Records from a dataset

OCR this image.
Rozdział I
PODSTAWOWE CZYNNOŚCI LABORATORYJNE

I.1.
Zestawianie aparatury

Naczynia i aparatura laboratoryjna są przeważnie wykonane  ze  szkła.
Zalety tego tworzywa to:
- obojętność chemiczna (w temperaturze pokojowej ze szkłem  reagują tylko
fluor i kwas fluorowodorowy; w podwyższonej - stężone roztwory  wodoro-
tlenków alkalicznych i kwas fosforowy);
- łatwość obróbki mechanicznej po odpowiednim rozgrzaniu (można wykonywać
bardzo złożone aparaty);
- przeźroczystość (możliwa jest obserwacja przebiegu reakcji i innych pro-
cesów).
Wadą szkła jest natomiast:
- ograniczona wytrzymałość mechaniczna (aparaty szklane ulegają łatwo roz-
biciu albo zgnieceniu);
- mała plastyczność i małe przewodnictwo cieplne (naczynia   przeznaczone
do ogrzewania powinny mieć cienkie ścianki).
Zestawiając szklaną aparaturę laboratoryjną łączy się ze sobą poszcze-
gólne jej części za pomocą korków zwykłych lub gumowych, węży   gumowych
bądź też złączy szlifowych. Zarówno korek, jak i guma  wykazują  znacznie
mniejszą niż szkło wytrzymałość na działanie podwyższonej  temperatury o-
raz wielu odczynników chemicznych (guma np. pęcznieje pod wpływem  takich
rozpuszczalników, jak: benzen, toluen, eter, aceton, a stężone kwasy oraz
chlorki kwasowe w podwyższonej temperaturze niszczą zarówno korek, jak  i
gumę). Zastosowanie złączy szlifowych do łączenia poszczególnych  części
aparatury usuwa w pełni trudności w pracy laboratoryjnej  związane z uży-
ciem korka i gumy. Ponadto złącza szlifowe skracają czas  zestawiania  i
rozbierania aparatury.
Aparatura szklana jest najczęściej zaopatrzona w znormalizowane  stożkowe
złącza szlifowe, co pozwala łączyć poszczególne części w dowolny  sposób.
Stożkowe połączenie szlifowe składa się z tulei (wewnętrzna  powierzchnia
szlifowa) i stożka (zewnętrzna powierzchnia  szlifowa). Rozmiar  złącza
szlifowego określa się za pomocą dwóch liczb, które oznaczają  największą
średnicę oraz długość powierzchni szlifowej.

THE PROBLEM: Transcribe the full listing above without leaving anything out.

OUTPUT OF THE TASK:
OCR this image.
Rozdział I
PODSTAWOWE CZYNNOŚCI LABORATORYJNE

I.1.
Zestawianie aparatury

Naczynia i aparatura laboratoryjna są przeważnie wykonane  ze  szkła.
Zalety tego tworzywa to:
- obojętność chemiczna (w temperaturze pokojowej ze szkłem  reagują tylko
fluor i kwas fluorowodorowy; w podwyższonej - stężone roztwory  wodoro-
tlenków alkalicznych i kwas fosforowy);
- łatwość obróbki mechanicznej po odpowiednim rozgrzaniu (można wykonywać
bardzo złożone aparaty);
- przeźroczystość (możliwa jest obserwacja przebiegu reakcji i innych pro-
cesów).
Wadą szkła jest natomiast:
- ograniczona wytrzymałość mechaniczna (aparaty szklane ulegają łatwo roz-
biciu albo zgnieceniu);
- mała plastyczność i małe przewodnictwo cieplne (naczynia   przeznaczone
do ogrzewania powinny mieć cienkie ścianki).
Zestawiając szklaną aparaturę laboratoryjną łączy się ze sobą poszcze-
gólne jej części za pomocą korków zwykłych lub gumowych, węży   gumowych
bądź też złączy szlifowych. Zarówno korek, jak i guma  wykazują  znacznie
mniejszą niż szkło wytrzymałość na działanie podwyższonej  temperatury o-
raz wielu odczynników chemicznych (guma np. pęcznieje pod wpływem  takich
rozpuszczalników, jak: benzen, toluen, eter, aceton, a stężone kwasy oraz
chlorki kwasowe w podwyższonej temperaturze niszczą zarówno korek, jak  i
gumę). Zastosowanie złączy szlifowych do łączenia poszczególnych  części
aparatury usuwa w pełni trudności w pracy laboratoryjnej  związane z uży-
ciem korka i gumy. Ponadto złącza szlifowe skracają czas  zestawiania  i
rozbierania aparatury.
Aparatura szklana jest najczęściej zaopatrzona w znormalizowane  stożkowe
złącza szlifowe, co pozwala łączyć poszczególne części w dowolny  sposób.
Stożkowe połączenie szlifowe składa się z tulei (wewnętrzna  powierzchnia
szlifowa) i stożka (zewnętrzna powierzchnia  szlifowa). Rozmiar  złącza
szlifowego określa się za pomocą dwóch liczb, które oznaczają  największą
średnicę oraz długość powierzchni szlifowej.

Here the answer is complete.